(Saved entries)
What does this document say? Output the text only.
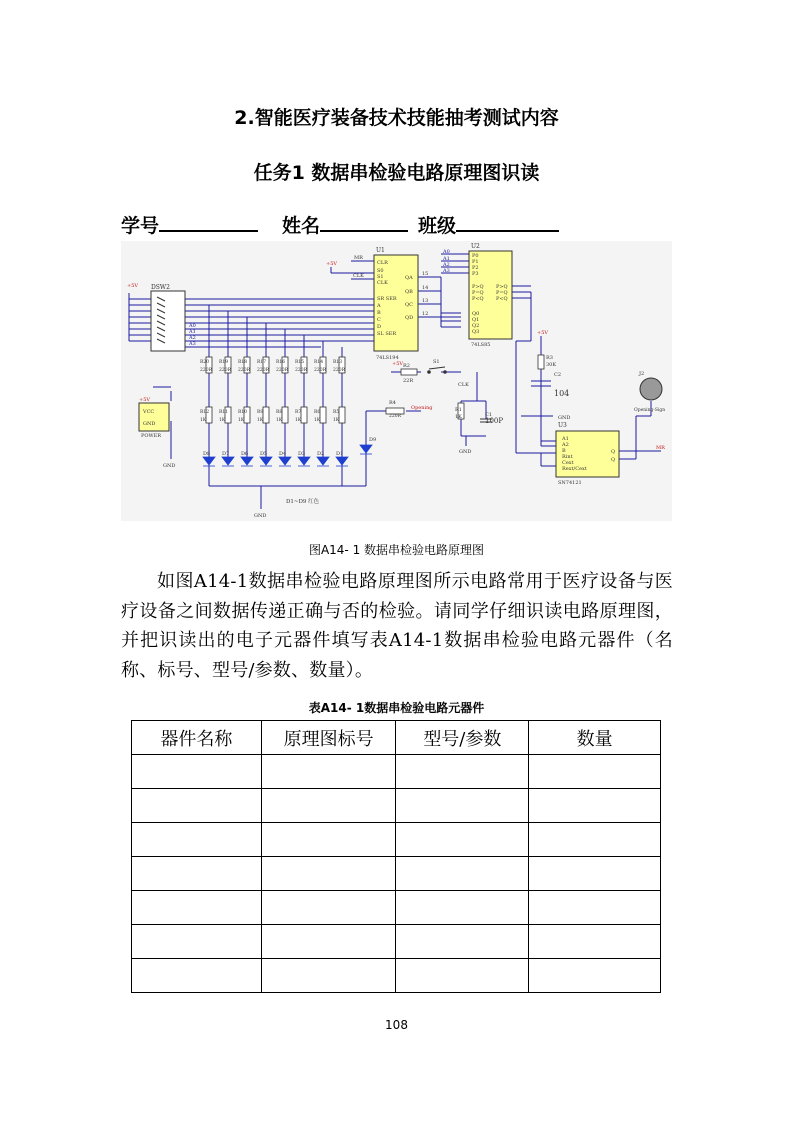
2.智能医疗装备技术技能抽考测试内容
任务1 数据串检验电路原理图识读
学号	姓名	班级
DSW2
+5V
U1
74LS194
CLR
S0
S1
CLK
SR SER
A
B
C
D
SL SER
QA
QB
QC
QD
MR
CLK
+5V
15
14
13
12
A0
A1
A2
A3
A0
A1
A2
A3
U2
74LS85
P0
P1
P2
P3
P>Q
P=Q
P<Q
Q0
Q1
Q2
Q3
P>Q
P=Q
P<Q
R20 R19 R18 R17 R16 R15 R14 R13
220R 220R 220R 220R 220R 220R 220R 220R
R12 R11 R10 R9	R8	R7	R6	R5
1K	1K	1K	1K	1K	1K	1K	1K
D8 D7 D6 D5 D4 D3 D2 D1
D9
D1~D9 红色
GND
VCC
GND
POWER
+5V
GND
+5V R2
22R
S1
CLK
R1
1K	C1
100P
GND
R4
220R
Opening
+5V
R3
30K
C2
104
GND
U3
SN74121
A1
A2
B
Rint
Cext
Rext/Cext
Q
Q
MR
J2
Opening-Sign
图A14- 1 数据串检验电路原理图
如图A14-1数据串检验电路原理图所示电路常用于医疗设备与医疗设备之间数据传递正确与否的检验。请同学仔细识读电路原理图，并把识读出的电子元器件填写表A14-1数据串检验电路元器件（名称、标号、型号/参数、数量）。
表A14- 1数据串检验电路元器件
器件名称	原理图标号	型号/参数	数量

108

## Task details:
Return the listing above word for word, with the pictures removed.

## Result of this exercise:
What does this document say? Output the text only.
2.智能医疗装备技术技能抽考测试内容
任务1 数据串检验电路原理图识读
学号	姓名	班级
DSW2
+5V
U1
74LS194
CLR
S0
S1
CLK
SR SER
A
B
C
D
SL SER
QA
QB
QC
QD
MR
CLK
+5V
15
14
13
12
A0
A1
A2
A3
A0
A1
A2
A3
U2
74LS85
P0
P1
P2
P3
P>Q
P=Q
P<Q
Q0
Q1
Q2
Q3
P>Q
P=Q
P<Q
R20 R19 R18 R17 R16 R15 R14 R13
220R 220R 220R 220R 220R 220R 220R 220R
R12 R11 R10 R9	R8	R7	R6	R5
1K	1K	1K	1K	1K	1K	1K	1K
D8 D7 D6 D5 D4 D3 D2 D1
D9
D1~D9 红色
GND
VCC
GND
POWER
+5V
GND
+5V R2
22R
S1
CLK
R1
1K	C1
100P
GND
R4
220R
Opening
+5V
R3
30K
C2
104
GND
U3
SN74121
A1
A2
B
Rint
Cext
Rext/Cext
Q
Q
MR
J2
Opening-Sign
图A14- 1 数据串检验电路原理图
如图A14-1数据串检验电路原理图所示电路常用于医疗设备与医疗设备之间数据传递正确与否的检验。请同学仔细识读电路原理图，并把识读出的电子元器件填写表A14-1数据串检验电路元器件（名称、标号、型号/参数、数量）。
表A14- 1数据串检验电路元器件
器件名称	原理图标号	型号/参数	数量

108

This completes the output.